* Stated goal
Find and copy lines holding "NDPS".
## START Supplied data
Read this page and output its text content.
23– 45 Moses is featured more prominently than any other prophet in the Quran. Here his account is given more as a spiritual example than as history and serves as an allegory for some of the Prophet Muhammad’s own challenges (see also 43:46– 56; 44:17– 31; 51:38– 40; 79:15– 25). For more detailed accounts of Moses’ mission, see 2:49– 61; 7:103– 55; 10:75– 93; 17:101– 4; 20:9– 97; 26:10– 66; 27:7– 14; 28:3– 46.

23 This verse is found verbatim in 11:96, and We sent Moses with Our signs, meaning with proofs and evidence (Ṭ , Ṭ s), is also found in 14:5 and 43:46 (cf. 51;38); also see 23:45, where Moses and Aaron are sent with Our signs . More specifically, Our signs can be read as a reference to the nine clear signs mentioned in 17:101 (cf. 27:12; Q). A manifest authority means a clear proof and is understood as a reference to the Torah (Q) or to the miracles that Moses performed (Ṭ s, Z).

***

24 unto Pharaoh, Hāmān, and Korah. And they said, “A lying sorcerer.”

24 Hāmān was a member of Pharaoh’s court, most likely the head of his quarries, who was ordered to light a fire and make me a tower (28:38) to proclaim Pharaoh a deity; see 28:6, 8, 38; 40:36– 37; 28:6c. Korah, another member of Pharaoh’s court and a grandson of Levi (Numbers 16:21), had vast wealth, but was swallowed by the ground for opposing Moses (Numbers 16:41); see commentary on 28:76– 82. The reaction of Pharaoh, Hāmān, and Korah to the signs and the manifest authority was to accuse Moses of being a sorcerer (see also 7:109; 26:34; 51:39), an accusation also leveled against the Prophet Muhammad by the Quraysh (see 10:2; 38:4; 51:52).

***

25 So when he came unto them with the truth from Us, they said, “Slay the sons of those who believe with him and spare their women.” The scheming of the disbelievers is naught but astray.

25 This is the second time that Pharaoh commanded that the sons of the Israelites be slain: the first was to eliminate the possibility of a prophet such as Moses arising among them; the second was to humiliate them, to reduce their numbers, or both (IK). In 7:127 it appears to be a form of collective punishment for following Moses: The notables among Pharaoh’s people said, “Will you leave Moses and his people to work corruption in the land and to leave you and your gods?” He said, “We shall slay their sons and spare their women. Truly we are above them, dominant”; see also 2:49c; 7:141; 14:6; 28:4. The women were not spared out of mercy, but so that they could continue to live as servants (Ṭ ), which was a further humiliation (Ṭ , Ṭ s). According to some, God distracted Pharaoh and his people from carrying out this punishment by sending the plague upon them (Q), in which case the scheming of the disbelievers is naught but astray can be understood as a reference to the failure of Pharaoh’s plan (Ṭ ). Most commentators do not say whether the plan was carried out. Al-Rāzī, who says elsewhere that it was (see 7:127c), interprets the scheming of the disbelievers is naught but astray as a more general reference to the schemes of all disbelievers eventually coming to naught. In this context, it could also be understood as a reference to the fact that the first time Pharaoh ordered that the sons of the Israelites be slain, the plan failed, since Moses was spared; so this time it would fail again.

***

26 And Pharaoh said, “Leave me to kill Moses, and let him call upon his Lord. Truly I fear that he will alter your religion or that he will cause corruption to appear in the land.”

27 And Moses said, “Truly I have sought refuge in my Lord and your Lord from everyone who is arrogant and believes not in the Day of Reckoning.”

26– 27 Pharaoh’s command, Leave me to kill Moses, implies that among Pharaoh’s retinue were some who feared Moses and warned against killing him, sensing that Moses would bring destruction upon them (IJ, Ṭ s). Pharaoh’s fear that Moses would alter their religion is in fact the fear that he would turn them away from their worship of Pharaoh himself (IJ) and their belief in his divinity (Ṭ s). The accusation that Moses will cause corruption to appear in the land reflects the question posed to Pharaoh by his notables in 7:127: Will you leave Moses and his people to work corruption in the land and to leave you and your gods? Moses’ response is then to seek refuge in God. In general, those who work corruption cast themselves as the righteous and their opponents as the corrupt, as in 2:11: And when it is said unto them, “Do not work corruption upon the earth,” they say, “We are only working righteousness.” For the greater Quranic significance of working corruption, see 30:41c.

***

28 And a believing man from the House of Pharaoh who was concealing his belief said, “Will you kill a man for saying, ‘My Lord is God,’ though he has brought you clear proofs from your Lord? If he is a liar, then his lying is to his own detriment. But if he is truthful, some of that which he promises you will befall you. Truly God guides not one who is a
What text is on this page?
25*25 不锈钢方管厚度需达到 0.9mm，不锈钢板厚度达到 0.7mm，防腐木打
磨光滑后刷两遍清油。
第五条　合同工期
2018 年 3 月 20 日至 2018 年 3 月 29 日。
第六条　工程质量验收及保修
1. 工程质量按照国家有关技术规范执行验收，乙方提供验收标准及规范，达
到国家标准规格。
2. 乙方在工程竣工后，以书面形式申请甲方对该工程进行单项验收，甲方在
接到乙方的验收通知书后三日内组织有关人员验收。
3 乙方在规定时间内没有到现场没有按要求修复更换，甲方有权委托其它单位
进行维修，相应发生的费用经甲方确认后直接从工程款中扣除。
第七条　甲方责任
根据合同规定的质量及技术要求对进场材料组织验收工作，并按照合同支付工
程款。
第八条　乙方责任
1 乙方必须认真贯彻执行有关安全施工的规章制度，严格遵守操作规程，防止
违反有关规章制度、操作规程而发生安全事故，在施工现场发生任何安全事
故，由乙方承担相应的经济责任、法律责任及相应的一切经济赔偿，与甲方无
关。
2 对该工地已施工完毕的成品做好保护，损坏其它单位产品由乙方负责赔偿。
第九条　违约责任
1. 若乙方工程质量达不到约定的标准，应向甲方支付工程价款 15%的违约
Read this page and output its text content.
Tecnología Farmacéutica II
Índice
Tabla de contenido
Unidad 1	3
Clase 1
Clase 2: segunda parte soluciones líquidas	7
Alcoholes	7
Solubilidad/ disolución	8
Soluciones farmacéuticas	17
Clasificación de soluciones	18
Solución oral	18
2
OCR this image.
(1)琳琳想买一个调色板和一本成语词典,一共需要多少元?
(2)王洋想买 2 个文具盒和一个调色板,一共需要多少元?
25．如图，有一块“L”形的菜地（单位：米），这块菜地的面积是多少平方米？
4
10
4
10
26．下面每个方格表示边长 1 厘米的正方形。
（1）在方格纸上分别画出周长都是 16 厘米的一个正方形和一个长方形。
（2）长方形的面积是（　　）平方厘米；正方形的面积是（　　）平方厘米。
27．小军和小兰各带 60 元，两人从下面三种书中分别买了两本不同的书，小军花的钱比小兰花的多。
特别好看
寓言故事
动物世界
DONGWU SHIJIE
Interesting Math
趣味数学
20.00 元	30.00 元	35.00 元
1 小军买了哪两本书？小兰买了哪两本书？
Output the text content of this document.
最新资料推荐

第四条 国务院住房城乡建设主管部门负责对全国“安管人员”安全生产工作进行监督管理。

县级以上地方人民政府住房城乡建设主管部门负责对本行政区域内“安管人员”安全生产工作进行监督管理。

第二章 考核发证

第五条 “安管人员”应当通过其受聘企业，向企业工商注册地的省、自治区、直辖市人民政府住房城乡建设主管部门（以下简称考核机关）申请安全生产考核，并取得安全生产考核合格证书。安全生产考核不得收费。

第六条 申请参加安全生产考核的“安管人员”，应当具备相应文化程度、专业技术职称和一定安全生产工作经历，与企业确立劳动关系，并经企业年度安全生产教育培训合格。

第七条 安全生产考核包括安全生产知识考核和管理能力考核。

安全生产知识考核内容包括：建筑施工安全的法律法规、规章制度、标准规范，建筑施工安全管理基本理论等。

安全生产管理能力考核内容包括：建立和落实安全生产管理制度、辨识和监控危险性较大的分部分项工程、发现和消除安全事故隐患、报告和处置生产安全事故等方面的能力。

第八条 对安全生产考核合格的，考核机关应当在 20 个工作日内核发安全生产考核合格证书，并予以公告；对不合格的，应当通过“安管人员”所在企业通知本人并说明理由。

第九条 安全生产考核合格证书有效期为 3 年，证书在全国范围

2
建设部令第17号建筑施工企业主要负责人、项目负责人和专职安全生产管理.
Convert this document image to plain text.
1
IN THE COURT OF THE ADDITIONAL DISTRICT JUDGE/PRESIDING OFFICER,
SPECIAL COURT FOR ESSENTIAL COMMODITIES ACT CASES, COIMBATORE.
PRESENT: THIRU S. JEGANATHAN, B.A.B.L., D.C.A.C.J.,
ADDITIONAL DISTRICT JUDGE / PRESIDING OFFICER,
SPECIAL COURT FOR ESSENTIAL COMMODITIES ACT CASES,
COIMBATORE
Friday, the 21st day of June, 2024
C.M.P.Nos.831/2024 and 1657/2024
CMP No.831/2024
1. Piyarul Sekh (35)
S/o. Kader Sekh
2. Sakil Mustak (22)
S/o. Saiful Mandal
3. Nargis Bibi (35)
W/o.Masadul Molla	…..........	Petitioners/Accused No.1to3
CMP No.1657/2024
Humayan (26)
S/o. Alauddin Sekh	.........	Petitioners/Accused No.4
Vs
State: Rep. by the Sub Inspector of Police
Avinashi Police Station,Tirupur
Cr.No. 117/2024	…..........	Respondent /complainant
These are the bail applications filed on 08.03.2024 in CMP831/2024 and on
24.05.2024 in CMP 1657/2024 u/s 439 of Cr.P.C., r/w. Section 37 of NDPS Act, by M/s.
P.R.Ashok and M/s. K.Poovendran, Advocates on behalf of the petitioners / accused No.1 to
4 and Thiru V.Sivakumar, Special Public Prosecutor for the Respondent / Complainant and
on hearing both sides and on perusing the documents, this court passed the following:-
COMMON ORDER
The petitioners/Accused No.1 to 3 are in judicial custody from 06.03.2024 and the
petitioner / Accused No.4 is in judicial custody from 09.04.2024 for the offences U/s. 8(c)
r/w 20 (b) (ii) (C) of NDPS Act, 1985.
## END Supplied data
* Exercise answer
24.05.2024 in CMP 1657/2024 u/s 439 of Cr.P.C., r/w. Section 37 of NDPS Act, by M/s.
r/w 20 (b) (ii) (C) of NDPS Act, 1985.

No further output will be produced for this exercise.